• **TASK OBJECTIVE**
Reproduce the full listing that appears beneath this instruction exactly.
☆ ☆ ☆
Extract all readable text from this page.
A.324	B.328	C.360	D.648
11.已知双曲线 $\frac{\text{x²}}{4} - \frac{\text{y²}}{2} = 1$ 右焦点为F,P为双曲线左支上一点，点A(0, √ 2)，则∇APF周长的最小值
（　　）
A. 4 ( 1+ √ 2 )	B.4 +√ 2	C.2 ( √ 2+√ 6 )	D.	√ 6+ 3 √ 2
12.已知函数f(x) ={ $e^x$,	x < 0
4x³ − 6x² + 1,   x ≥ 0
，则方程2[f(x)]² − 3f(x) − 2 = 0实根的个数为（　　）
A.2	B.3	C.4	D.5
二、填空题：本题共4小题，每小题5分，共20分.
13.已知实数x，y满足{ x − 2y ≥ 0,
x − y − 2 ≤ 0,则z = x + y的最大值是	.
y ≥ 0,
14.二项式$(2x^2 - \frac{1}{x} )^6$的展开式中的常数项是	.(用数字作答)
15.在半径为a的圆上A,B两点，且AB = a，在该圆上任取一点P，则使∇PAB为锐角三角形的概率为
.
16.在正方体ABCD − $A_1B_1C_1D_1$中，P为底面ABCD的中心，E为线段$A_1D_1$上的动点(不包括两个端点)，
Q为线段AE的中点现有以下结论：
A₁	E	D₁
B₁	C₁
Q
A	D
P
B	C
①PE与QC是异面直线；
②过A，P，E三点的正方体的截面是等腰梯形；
☆ ☆ ☆
• **SOLUTION FOR THIS EXERCISE**
Extract all readable text from this page.
A.324	B.328	C.360	D.648
11.已知双曲线 $\frac{\text{x²}}{4} - \frac{\text{y²}}{2} = 1$ 右焦点为F,P为双曲线左支上一点，点A(0, √ 2)，则∇APF周长的最小值
（　　）
A. 4 ( 1+ √ 2 )	B.4 +√ 2	C.2 ( √ 2+√ 6 )	D.	√ 6+ 3 √ 2
12.已知函数f(x) ={ $e^x$,	x < 0
4x³ − 6x² + 1,   x ≥ 0
，则方程2[f(x)]² − 3f(x) − 2 = 0实根的个数为（　　）
A.2	B.3	C.4	D.5
二、填空题：本题共4小题，每小题5分，共20分.
13.已知实数x，y满足{ x − 2y ≥ 0,
x − y − 2 ≤ 0,则z = x + y的最大值是	.
y ≥ 0,
14.二项式$(2x^2 - \frac{1}{x} )^6$的展开式中的常数项是	.(用数字作答)
15.在半径为a的圆上A,B两点，且AB = a，在该圆上任取一点P，则使∇PAB为锐角三角形的概率为
.
16.在正方体ABCD − $A_1B_1C_1D_1$中，P为底面ABCD的中心，E为线段$A_1D_1$上的动点(不包括两个端点)，
Q为线段AE的中点现有以下结论：
A₁	E	D₁
B₁	C₁
Q
A	D
P
B	C
①PE与QC是异面直线；
②过A，P，E三点的正方体的截面是等腰梯形；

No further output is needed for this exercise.